Could you print every record below exactly as it appears?

[Figure record extracts]
## start
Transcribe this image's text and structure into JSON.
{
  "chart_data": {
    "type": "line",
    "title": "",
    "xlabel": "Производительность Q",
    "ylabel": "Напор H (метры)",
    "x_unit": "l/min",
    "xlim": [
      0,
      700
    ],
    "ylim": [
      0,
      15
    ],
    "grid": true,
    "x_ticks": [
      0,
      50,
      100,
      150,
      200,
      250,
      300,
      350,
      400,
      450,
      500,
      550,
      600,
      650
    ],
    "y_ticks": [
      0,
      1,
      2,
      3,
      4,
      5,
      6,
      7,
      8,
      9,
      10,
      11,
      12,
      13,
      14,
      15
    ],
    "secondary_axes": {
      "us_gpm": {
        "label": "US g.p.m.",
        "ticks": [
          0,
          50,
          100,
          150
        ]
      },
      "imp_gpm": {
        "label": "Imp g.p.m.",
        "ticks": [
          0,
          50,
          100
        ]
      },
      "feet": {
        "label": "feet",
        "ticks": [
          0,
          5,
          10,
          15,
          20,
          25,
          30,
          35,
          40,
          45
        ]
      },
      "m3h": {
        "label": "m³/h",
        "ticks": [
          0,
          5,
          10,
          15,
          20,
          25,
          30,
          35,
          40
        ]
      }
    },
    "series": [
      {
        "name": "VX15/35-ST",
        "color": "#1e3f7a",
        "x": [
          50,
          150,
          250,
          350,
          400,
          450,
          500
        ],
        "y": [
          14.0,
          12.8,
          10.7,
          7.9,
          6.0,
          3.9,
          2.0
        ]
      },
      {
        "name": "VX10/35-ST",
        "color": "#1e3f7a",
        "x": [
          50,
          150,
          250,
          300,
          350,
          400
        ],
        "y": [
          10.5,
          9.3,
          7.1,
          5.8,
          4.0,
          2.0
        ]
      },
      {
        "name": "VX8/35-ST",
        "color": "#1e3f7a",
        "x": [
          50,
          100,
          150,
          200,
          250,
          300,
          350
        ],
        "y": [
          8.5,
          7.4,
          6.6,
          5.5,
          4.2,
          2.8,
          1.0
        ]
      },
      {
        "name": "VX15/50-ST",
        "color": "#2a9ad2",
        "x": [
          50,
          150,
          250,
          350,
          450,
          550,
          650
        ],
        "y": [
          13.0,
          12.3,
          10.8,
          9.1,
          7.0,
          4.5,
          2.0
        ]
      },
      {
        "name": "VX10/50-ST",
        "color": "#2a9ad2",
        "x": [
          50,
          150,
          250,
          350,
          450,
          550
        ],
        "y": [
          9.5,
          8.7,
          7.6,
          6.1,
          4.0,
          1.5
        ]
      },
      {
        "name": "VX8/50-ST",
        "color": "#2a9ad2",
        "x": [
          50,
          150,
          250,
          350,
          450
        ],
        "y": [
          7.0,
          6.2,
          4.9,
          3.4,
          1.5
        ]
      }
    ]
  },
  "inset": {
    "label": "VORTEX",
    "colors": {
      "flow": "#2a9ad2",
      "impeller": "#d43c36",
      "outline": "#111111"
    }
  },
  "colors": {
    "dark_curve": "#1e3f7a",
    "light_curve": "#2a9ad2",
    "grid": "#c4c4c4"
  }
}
## end
- _The completed task_
Transcribe this image's text and structure into JSON.
{
  "chart_data": {
    "type": "line",
    "title": "",
    "xlabel": "Производительность Q",
    "ylabel": "Напор H (метры)",
    "x_unit": "l/min",
    "xlim": [
      0,
      700
    ],
    "ylim": [
      0,
      15
    ],
    "grid": true,
    "x_ticks": [
      0,
      50,
      100,
      150,
      200,
      250,
      300,
      350,
      400,
      450,
      500,
      550,
      600,
      650
    ],
    "y_ticks": [
      0,
      1,
      2,
      3,
      4,
      5,
      6,
      7,
      8,
      9,
      10,
      11,
      12,
      13,
      14,
      15
    ],
    "secondary_axes": {
      "us_gpm": {
        "label": "US g.p.m.",
        "ticks": [
          0,
          50,
          100,
          150
        ]
      },
      "imp_gpm": {
        "label": "Imp g.p.m.",
        "ticks": [
          0,
          50,
          100
        ]
      },
      "feet": {
        "label": "feet",
        "ticks": [
          0,
          5,
          10,
          15,
          20,
          25,
          30,
          35,
          40,
          45
        ]
      },
      "m3h": {
        "label": "m³/h",
        "ticks": [
          0,
          5,
          10,
          15,
          20,
          25,
          30,
          35,
          40
        ]
      }
    },
    "series": [
      {
        "name": "VX15/35-ST",
        "color": "#1e3f7a",
        "x": [
          50,
          150,
          250,
          350,
          400,
          450,
          500
        ],
        "y": [
          14.0,
          12.8,
          10.7,
          7.9,
          6.0,
          3.9,
          2.0
        ]
      },
      {
        "name": "VX10/35-ST",
        "color": "#1e3f7a",
        "x": [
          50,
          150,
          250,
          300,
          350,
          400
        ],
        "y": [
          10.5,
          9.3,
          7.1,
          5.8,
          4.0,
          2.0
        ]
      },
      {
        "name": "VX8/35-ST",
        "color": "#1e3f7a",
        "x": [
          50,
          100,
          150,
          200,
          250,
          300,
          350
        ],
        "y": [
          8.5,
          7.4,
          6.6,
          5.5,
          4.2,
          2.8,
          1.0
        ]
      },
      {
        "name": "VX15/50-ST",
        "color": "#2a9ad2",
        "x": [
          50,
          150,
          250,
          350,
          450,
          550,
          650
        ],
        "y": [
          13.0,
          12.3,
          10.8,
          9.1,
          7.0,
          4.5,
          2.0
        ]
      },
      {
        "name": "VX10/50-ST",
        "color": "#2a9ad2",
        "x": [
          50,
          150,
          250,
          350,
          450,
          550
        ],
        "y": [
          9.5,
          8.7,
          7.6,
          6.1,
          4.0,
          1.5
        ]
      },
      {
        "name": "VX8/50-ST",
        "color": "#2a9ad2",
        "x": [
          50,
          150,
          250,
          350,
          450
        ],
        "y": [
          7.0,
          6.2,
          4.9,
          3.4,
          1.5
        ]
      }
    ]
  },
  "inset": {
    "label": "VORTEX",
    "colors": {
      "flow": "#2a9ad2",
      "impeller": "#d43c36",
      "outline": "#111111"
    }
  },
  "colors": {
    "dark_curve": "#1e3f7a",
    "light_curve": "#2a9ad2",
    "grid": "#c4c4c4"
  }
}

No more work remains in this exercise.